Pull every line holding the string "besonders" from the records below.

(Dataset records)
####################

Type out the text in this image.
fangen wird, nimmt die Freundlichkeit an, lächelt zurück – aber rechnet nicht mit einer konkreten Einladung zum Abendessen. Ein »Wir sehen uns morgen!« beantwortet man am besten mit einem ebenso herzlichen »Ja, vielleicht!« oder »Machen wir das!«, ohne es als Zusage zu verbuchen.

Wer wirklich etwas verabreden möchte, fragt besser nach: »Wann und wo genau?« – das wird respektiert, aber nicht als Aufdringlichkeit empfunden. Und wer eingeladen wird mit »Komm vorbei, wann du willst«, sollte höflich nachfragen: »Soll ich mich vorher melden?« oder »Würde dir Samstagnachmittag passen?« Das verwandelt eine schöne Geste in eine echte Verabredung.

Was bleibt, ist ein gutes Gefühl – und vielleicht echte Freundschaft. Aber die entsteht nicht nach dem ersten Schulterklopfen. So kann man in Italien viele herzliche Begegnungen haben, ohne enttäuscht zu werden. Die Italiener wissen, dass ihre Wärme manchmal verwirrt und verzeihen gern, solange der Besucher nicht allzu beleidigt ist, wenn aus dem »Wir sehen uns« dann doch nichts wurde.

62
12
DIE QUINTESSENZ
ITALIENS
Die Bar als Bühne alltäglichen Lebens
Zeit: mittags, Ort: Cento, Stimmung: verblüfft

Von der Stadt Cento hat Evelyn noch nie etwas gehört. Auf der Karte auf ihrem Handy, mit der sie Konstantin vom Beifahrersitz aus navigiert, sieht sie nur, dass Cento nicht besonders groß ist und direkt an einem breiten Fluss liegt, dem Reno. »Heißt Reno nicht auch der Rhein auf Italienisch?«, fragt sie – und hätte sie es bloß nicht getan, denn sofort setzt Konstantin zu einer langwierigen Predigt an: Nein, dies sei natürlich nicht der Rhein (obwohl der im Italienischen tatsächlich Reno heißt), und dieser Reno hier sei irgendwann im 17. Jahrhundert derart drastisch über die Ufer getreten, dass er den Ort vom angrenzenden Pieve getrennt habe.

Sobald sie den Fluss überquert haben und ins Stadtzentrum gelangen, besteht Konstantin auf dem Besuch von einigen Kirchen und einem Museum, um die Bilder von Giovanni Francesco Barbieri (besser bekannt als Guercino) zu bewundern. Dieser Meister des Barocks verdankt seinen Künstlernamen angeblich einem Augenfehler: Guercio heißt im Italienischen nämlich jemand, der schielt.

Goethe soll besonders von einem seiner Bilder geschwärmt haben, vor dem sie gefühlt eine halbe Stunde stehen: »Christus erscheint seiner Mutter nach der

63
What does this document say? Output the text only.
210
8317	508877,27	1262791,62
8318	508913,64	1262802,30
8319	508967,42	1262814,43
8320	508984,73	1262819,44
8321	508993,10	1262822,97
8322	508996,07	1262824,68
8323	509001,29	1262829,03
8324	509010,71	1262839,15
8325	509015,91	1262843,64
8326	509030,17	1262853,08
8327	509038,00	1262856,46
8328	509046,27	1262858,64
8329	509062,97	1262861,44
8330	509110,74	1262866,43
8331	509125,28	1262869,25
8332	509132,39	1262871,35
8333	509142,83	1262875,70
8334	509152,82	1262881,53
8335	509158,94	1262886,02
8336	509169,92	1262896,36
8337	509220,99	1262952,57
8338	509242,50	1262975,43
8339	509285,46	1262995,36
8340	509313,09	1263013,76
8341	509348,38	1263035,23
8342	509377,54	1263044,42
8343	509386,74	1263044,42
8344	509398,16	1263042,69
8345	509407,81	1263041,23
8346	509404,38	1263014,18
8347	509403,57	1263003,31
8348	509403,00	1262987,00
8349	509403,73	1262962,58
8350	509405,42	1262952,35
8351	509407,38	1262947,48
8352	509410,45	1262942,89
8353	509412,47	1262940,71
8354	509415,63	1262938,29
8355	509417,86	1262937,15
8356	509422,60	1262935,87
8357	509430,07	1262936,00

####################

Answer to the problem:
Von der Stadt Cento hat Evelyn noch nie etwas gehört. Auf der Karte auf ihrem Handy, mit der sie Konstantin vom Beifahrersitz aus navigiert, sieht sie nur, dass Cento nicht besonders groß ist und direkt an einem breiten Fluss liegt, dem Reno. »Heißt Reno nicht auch der Rhein auf Italienisch?«, fragt sie – und hätte sie es bloß nicht getan, denn sofort setzt Konstantin zu einer langwierigen Predigt an: Nein, dies sei natürlich nicht der Rhein (obwohl der im Italienischen tatsächlich Reno heißt), und dieser Reno hier sei irgendwann im 17. Jahrhundert derart drastisch über die Ufer getreten, dass er den Ort vom angrenzenden Pieve getrennt habe.
Goethe soll besonders von einem seiner Bilder geschwärmt haben, vor dem sie gefühlt eine halbe Stunde stehen: »Christus erscheint seiner Mutter nach der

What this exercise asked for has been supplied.